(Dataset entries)

============

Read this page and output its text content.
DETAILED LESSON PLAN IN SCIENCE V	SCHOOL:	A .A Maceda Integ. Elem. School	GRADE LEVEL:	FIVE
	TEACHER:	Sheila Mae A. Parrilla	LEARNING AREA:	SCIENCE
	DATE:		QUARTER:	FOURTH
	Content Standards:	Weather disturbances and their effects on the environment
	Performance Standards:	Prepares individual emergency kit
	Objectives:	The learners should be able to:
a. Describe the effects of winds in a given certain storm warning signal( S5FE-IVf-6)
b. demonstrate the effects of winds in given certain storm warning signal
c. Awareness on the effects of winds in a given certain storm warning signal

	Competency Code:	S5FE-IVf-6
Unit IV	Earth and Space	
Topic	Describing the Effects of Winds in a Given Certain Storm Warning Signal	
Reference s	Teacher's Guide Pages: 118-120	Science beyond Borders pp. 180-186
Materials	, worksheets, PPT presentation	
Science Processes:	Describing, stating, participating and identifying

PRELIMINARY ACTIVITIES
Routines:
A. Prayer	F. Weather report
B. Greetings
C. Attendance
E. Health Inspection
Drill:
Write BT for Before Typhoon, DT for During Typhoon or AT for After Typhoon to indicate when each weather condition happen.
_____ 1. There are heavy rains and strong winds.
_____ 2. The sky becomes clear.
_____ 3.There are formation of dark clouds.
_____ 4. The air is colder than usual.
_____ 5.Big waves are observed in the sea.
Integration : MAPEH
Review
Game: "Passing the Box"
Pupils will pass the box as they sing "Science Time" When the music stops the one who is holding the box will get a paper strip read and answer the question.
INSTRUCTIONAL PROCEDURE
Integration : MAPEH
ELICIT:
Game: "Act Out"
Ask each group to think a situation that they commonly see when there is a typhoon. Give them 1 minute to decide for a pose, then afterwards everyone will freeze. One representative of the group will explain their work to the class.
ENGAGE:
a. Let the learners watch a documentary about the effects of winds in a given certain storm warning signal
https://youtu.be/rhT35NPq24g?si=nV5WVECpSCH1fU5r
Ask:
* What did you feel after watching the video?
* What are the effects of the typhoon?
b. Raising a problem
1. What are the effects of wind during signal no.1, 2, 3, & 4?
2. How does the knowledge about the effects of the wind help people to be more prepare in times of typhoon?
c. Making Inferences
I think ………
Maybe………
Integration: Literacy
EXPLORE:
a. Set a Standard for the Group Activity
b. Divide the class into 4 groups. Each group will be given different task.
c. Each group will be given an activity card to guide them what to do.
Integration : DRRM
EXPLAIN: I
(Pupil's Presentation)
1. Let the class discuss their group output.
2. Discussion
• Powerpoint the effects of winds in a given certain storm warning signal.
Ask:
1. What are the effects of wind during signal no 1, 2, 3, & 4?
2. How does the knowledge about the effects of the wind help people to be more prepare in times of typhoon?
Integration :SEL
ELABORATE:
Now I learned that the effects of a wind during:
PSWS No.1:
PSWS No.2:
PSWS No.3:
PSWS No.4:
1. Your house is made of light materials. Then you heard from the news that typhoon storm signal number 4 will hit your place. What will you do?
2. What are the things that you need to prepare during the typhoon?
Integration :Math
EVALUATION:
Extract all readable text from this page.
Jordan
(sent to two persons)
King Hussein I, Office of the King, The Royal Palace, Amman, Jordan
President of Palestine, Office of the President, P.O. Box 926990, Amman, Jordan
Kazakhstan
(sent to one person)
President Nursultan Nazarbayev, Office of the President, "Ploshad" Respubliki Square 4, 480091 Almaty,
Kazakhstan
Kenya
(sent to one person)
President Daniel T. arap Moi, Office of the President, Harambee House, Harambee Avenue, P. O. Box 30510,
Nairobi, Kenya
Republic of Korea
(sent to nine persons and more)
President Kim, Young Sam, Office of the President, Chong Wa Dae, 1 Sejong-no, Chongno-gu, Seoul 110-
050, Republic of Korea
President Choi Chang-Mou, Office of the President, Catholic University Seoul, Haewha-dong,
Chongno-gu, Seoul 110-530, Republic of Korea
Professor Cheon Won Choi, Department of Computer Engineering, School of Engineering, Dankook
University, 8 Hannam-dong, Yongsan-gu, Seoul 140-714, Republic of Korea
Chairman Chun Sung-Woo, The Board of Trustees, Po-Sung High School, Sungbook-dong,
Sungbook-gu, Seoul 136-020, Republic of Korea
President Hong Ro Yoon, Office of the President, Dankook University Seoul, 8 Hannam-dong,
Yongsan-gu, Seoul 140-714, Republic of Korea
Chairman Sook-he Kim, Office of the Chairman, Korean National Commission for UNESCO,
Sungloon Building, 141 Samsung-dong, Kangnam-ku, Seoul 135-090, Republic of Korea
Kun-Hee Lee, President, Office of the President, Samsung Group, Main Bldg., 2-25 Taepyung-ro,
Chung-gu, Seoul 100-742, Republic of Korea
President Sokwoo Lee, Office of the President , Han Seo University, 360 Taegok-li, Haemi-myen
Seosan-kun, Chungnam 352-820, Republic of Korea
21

============

→ **SET EXERCISE**: Set down all of the entries exactly, please.

→ **EXERCISE SOLUTION**:
Read this page and output its text content.
DETAILED LESSON PLAN IN SCIENCE V	SCHOOL:	A .A Maceda Integ. Elem. School	GRADE LEVEL:	FIVE
	TEACHER:	Sheila Mae A. Parrilla	LEARNING AREA:	SCIENCE
	DATE:		QUARTER:	FOURTH
	Content Standards:	Weather disturbances and their effects on the environment
	Performance Standards:	Prepares individual emergency kit
	Objectives:	The learners should be able to:
a. Describe the effects of winds in a given certain storm warning signal( S5FE-IVf-6)
b. demonstrate the effects of winds in given certain storm warning signal
c. Awareness on the effects of winds in a given certain storm warning signal

	Competency Code:	S5FE-IVf-6
Unit IV	Earth and Space	
Topic	Describing the Effects of Winds in a Given Certain Storm Warning Signal	
Reference s	Teacher's Guide Pages: 118-120	Science beyond Borders pp. 180-186
Materials	, worksheets, PPT presentation	
Science Processes:	Describing, stating, participating and identifying

PRELIMINARY ACTIVITIES
Routines:
A. Prayer	F. Weather report
B. Greetings
C. Attendance
E. Health Inspection
Drill:
Write BT for Before Typhoon, DT for During Typhoon or AT for After Typhoon to indicate when each weather condition happen.
_____ 1. There are heavy rains and strong winds.
_____ 2. The sky becomes clear.
_____ 3.There are formation of dark clouds.
_____ 4. The air is colder than usual.
_____ 5.Big waves are observed in the sea.
Integration : MAPEH
Review
Game: "Passing the Box"
Pupils will pass the box as they sing "Science Time" When the music stops the one who is holding the box will get a paper strip read and answer the question.
INSTRUCTIONAL PROCEDURE
Integration : MAPEH
ELICIT:
Game: "Act Out"
Ask each group to think a situation that they commonly see when there is a typhoon. Give them 1 minute to decide for a pose, then afterwards everyone will freeze. One representative of the group will explain their work to the class.
ENGAGE:
a. Let the learners watch a documentary about the effects of winds in a given certain storm warning signal
https://youtu.be/rhT35NPq24g?si=nV5WVECpSCH1fU5r
Ask:
* What did you feel after watching the video?
* What are the effects of the typhoon?
b. Raising a problem
1. What are the effects of wind during signal no.1, 2, 3, & 4?
2. How does the knowledge about the effects of the wind help people to be more prepare in times of typhoon?
c. Making Inferences
I think ………
Maybe………
Integration: Literacy
EXPLORE:
a. Set a Standard for the Group Activity
b. Divide the class into 4 groups. Each group will be given different task.
c. Each group will be given an activity card to guide them what to do.
Integration : DRRM
EXPLAIN: I
(Pupil's Presentation)
1. Let the class discuss their group output.
2. Discussion
• Powerpoint the effects of winds in a given certain storm warning signal.
Ask:
1. What are the effects of wind during signal no 1, 2, 3, & 4?
2. How does the knowledge about the effects of the wind help people to be more prepare in times of typhoon?
Integration :SEL
ELABORATE:
Now I learned that the effects of a wind during:
PSWS No.1:
PSWS No.2:
PSWS No.3:
PSWS No.4:
1. Your house is made of light materials. Then you heard from the news that typhoon storm signal number 4 will hit your place. What will you do?
2. What are the things that you need to prepare during the typhoon?
Integration :Math
EVALUATION:
Extract all readable text from this page.
Jordan
(sent to two persons)
King Hussein I, Office of the King, The Royal Palace, Amman, Jordan
President of Palestine, Office of the President, P.O. Box 926990, Amman, Jordan
Kazakhstan
(sent to one person)
President Nursultan Nazarbayev, Office of the President, "Ploshad" Respubliki Square 4, 480091 Almaty,
Kazakhstan
Kenya
(sent to one person)
President Daniel T. arap Moi, Office of the President, Harambee House, Harambee Avenue, P. O. Box 30510,
Nairobi, Kenya
Republic of Korea
(sent to nine persons and more)
President Kim, Young Sam, Office of the President, Chong Wa Dae, 1 Sejong-no, Chongno-gu, Seoul 110-
050, Republic of Korea
President Choi Chang-Mou, Office of the President, Catholic University Seoul, Haewha-dong,
Chongno-gu, Seoul 110-530, Republic of Korea
Professor Cheon Won Choi, Department of Computer Engineering, School of Engineering, Dankook
University, 8 Hannam-dong, Yongsan-gu, Seoul 140-714, Republic of Korea
Chairman Chun Sung-Woo, The Board of Trustees, Po-Sung High School, Sungbook-dong,
Sungbook-gu, Seoul 136-020, Republic of Korea
President Hong Ro Yoon, Office of the President, Dankook University Seoul, 8 Hannam-dong,
Yongsan-gu, Seoul 140-714, Republic of Korea
Chairman Sook-he Kim, Office of the Chairman, Korean National Commission for UNESCO,
Sungloon Building, 141 Samsung-dong, Kangnam-ku, Seoul 135-090, Republic of Korea
Kun-Hee Lee, President, Office of the President, Samsung Group, Main Bldg., 2-25 Taepyung-ro,
Chung-gu, Seoul 100-742, Republic of Korea
President Sokwoo Lee, Office of the President , Han Seo University, 360 Taegok-li, Haemi-myen
Seosan-kun, Chungnam 352-820, Republic of Korea
21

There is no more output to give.